Your task is to repeat all of the material exactly.

★ ★ ★ ★ ★ ★ ★

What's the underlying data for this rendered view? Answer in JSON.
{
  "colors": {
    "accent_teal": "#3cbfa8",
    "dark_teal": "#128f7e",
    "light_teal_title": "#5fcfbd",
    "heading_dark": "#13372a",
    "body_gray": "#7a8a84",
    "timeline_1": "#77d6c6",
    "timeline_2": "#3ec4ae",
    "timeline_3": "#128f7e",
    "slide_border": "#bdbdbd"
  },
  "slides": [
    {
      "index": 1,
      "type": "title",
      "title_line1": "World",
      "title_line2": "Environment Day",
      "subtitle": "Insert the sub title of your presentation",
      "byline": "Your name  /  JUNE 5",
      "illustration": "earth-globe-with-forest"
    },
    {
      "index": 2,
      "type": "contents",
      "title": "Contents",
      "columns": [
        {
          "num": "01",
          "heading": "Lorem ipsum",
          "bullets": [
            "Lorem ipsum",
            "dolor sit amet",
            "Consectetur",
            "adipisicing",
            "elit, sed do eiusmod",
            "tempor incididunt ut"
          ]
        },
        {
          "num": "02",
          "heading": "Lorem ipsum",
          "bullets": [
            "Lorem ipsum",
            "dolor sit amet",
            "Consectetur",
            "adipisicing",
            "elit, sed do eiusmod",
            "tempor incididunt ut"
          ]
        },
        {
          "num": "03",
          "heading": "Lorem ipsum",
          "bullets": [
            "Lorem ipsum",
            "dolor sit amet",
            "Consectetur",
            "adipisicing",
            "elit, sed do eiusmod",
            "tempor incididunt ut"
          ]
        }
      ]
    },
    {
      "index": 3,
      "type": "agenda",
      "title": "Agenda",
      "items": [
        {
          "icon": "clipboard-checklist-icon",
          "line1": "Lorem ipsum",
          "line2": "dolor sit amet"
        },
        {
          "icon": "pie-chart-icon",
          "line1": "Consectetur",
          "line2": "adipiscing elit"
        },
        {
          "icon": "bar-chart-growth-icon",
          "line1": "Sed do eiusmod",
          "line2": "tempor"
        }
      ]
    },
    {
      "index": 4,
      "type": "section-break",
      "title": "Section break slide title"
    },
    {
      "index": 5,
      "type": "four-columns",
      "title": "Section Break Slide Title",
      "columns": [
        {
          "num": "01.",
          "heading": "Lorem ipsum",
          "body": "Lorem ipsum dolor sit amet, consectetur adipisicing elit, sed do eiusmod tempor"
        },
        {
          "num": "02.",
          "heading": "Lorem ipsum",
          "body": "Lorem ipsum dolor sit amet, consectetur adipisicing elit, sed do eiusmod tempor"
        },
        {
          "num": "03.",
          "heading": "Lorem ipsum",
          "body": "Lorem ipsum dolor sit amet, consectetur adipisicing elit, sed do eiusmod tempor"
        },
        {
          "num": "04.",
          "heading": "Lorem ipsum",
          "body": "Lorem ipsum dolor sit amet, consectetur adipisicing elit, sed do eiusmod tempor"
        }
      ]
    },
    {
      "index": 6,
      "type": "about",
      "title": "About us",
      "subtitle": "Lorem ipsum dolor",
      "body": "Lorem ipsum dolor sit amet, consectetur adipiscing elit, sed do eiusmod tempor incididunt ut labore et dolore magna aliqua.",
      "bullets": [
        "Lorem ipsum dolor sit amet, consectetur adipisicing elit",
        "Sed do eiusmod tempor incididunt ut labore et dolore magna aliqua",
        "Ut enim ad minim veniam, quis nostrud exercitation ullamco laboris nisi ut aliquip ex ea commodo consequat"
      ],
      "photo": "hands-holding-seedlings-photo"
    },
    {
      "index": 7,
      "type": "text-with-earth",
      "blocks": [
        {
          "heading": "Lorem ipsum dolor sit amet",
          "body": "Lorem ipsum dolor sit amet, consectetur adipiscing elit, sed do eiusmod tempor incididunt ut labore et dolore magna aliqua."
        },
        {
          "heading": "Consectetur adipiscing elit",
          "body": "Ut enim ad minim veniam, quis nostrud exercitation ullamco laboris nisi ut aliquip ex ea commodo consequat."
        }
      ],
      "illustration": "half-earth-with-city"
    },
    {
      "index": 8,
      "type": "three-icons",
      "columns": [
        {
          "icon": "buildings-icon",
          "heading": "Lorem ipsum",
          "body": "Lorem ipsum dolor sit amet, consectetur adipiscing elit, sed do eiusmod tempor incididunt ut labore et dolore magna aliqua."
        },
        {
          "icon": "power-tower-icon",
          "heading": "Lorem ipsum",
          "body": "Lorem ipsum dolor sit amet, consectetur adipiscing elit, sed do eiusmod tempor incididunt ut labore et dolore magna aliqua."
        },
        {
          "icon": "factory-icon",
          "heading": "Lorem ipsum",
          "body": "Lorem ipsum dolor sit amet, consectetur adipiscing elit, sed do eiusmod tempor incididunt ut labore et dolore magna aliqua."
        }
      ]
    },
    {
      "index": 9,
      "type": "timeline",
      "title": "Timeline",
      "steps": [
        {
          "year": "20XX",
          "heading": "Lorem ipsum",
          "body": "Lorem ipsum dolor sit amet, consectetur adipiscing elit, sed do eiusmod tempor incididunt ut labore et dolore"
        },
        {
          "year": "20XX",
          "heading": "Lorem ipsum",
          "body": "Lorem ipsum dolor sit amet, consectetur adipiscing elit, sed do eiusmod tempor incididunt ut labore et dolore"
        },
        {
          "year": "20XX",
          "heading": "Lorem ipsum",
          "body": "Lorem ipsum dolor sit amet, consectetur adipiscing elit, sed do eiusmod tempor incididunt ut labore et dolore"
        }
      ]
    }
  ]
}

★ ★ ★ ★ ★ ★ ★

* OUTPUT BELOW *
What's the underlying data for this rendered view? Answer in JSON.
{
  "colors": {
    "accent_teal": "#3cbfa8",
    "dark_teal": "#128f7e",
    "light_teal_title": "#5fcfbd",
    "heading_dark": "#13372a",
    "body_gray": "#7a8a84",
    "timeline_1": "#77d6c6",
    "timeline_2": "#3ec4ae",
    "timeline_3": "#128f7e",
    "slide_border": "#bdbdbd"
  },
  "slides": [
    {
      "index": 1,
      "type": "title",
      "title_line1": "World",
      "title_line2": "Environment Day",
      "subtitle": "Insert the sub title of your presentation",
      "byline": "Your name  /  JUNE 5",
      "illustration": "earth-globe-with-forest"
    },
    {
      "index": 2,
      "type": "contents",
      "title": "Contents",
      "columns": [
        {
          "num": "01",
          "heading": "Lorem ipsum",
          "bullets": [
            "Lorem ipsum",
            "dolor sit amet",
            "Consectetur",
            "adipisicing",
            "elit, sed do eiusmod",
            "tempor incididunt ut"
          ]
        },
        {
          "num": "02",
          "heading": "Lorem ipsum",
          "bullets": [
            "Lorem ipsum",
            "dolor sit amet",
            "Consectetur",
            "adipisicing",
            "elit, sed do eiusmod",
            "tempor incididunt ut"
          ]
        },
        {
          "num": "03",
          "heading": "Lorem ipsum",
          "bullets": [
            "Lorem ipsum",
            "dolor sit amet",
            "Consectetur",
            "adipisicing",
            "elit, sed do eiusmod",
            "tempor incididunt ut"
          ]
        }
      ]
    },
    {
      "index": 3,
      "type": "agenda",
      "title": "Agenda",
      "items": [
        {
          "icon": "clipboard-checklist-icon",
          "line1": "Lorem ipsum",
          "line2": "dolor sit amet"
        },
        {
          "icon": "pie-chart-icon",
          "line1": "Consectetur",
          "line2": "adipiscing elit"
        },
        {
          "icon": "bar-chart-growth-icon",
          "line1": "Sed do eiusmod",
          "line2": "tempor"
        }
      ]
    },
    {
      "index": 4,
      "type": "section-break",
      "title": "Section break slide title"
    },
    {
      "index": 5,
      "type": "four-columns",
      "title": "Section Break Slide Title",
      "columns": [
        {
          "num": "01.",
          "heading": "Lorem ipsum",
          "body": "Lorem ipsum dolor sit amet, consectetur adipisicing elit, sed do eiusmod tempor"
        },
        {
          "num": "02.",
          "heading": "Lorem ipsum",
          "body": "Lorem ipsum dolor sit amet, consectetur adipisicing elit, sed do eiusmod tempor"
        },
        {
          "num": "03.",
          "heading": "Lorem ipsum",
          "body": "Lorem ipsum dolor sit amet, consectetur adipisicing elit, sed do eiusmod tempor"
        },
        {
          "num": "04.",
          "heading": "Lorem ipsum",
          "body": "Lorem ipsum dolor sit amet, consectetur adipisicing elit, sed do eiusmod tempor"
        }
      ]
    },
    {
      "index": 6,
      "type": "about",
      "title": "About us",
      "subtitle": "Lorem ipsum dolor",
      "body": "Lorem ipsum dolor sit amet, consectetur adipiscing elit, sed do eiusmod tempor incididunt ut labore et dolore magna aliqua.",
      "bullets": [
        "Lorem ipsum dolor sit amet, consectetur adipisicing elit",
        "Sed do eiusmod tempor incididunt ut labore et dolore magna aliqua",
        "Ut enim ad minim veniam, quis nostrud exercitation ullamco laboris nisi ut aliquip ex ea commodo consequat"
      ],
      "photo": "hands-holding-seedlings-photo"
    },
    {
      "index": 7,
      "type": "text-with-earth",
      "blocks": [
        {
          "heading": "Lorem ipsum dolor sit amet",
          "body": "Lorem ipsum dolor sit amet, consectetur adipiscing elit, sed do eiusmod tempor incididunt ut labore et dolore magna aliqua."
        },
        {
          "heading": "Consectetur adipiscing elit",
          "body": "Ut enim ad minim veniam, quis nostrud exercitation ullamco laboris nisi ut aliquip ex ea commodo consequat."
        }
      ],
      "illustration": "half-earth-with-city"
    },
    {
      "index": 8,
      "type": "three-icons",
      "columns": [
        {
          "icon": "buildings-icon",
          "heading": "Lorem ipsum",
          "body": "Lorem ipsum dolor sit amet, consectetur adipiscing elit, sed do eiusmod tempor incididunt ut labore et dolore magna aliqua."
        },
        {
          "icon": "power-tower-icon",
          "heading": "Lorem ipsum",
          "body": "Lorem ipsum dolor sit amet, consectetur adipiscing elit, sed do eiusmod tempor incididunt ut labore et dolore magna aliqua."
        },
        {
          "icon": "factory-icon",
          "heading": "Lorem ipsum",
          "body": "Lorem ipsum dolor sit amet, consectetur adipiscing elit, sed do eiusmod tempor incididunt ut labore et dolore magna aliqua."
        }
      ]
    },
    {
      "index": 9,
      "type": "timeline",
      "title": "Timeline",
      "steps": [
        {
          "year": "20XX",
          "heading": "Lorem ipsum",
          "body": "Lorem ipsum dolor sit amet, consectetur adipiscing elit, sed do eiusmod tempor incididunt ut labore et dolore"
        },
        {
          "year": "20XX",
          "heading": "Lorem ipsum",
          "body": "Lorem ipsum dolor sit amet, consectetur adipiscing elit, sed do eiusmod tempor incididunt ut labore et dolore"
        },
        {
          "year": "20XX",
          "heading": "Lorem ipsum",
          "body": "Lorem ipsum dolor sit amet, consectetur adipiscing elit, sed do eiusmod tempor incididunt ut labore et dolore"
        }
      ]
    }
  ]
}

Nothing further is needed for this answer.